Spot each line in the records below where the word "text" occurs, then copy it.
─── DATA FOR THIS TASK
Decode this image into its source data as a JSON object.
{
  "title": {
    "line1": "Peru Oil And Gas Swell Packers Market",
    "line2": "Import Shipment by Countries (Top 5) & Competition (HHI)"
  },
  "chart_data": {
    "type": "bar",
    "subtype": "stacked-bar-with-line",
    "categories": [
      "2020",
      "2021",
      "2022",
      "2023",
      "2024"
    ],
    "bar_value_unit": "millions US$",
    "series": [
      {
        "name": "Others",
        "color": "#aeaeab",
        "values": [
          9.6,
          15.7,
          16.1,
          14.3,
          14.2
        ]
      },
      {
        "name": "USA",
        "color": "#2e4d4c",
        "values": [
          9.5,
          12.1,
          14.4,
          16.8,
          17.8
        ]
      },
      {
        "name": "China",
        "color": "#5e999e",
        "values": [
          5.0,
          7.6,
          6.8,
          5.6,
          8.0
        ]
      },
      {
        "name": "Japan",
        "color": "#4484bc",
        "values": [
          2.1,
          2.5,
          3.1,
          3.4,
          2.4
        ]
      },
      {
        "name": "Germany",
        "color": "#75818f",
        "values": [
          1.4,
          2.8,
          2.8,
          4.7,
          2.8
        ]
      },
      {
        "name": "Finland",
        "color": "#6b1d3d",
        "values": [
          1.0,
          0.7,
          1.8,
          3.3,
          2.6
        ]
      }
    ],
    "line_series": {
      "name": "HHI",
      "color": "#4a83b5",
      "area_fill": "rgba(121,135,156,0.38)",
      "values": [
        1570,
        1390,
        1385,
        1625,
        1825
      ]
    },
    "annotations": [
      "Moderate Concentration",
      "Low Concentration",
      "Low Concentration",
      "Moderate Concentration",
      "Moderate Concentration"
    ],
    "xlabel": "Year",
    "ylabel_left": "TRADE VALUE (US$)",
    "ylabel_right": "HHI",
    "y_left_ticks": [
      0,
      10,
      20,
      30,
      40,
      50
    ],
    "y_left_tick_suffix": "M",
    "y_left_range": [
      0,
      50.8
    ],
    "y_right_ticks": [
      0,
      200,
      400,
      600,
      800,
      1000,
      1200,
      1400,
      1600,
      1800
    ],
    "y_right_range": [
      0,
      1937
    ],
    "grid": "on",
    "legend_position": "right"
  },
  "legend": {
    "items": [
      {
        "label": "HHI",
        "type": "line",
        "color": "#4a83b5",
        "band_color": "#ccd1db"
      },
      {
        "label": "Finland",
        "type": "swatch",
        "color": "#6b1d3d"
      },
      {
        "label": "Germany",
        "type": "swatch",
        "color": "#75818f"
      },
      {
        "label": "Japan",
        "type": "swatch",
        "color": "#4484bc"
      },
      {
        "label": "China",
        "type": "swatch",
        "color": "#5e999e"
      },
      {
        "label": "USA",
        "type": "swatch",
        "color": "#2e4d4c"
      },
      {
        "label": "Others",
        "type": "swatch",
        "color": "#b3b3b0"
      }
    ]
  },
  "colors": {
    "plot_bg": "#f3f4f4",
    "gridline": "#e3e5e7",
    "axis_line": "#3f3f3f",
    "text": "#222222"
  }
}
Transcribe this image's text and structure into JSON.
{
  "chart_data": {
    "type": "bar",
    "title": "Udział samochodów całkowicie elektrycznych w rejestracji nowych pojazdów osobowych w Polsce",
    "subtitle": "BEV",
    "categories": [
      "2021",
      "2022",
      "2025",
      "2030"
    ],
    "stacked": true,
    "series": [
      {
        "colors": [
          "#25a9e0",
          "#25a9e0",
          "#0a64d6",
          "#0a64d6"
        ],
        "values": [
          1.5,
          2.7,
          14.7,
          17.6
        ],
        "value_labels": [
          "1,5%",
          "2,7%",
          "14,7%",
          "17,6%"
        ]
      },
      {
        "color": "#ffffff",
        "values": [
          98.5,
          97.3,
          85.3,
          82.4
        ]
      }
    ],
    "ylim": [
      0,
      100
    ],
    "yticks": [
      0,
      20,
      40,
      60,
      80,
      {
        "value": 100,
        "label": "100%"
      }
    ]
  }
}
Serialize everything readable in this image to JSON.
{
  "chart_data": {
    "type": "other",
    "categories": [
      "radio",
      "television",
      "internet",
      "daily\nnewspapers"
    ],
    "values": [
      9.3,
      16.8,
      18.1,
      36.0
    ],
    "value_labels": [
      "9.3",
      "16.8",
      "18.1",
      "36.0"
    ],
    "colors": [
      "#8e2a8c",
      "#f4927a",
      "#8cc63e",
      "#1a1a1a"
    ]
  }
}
──────
- THE OUTPUT -
    "text": "#222222"
Transcribe this image's text and structure into JSON.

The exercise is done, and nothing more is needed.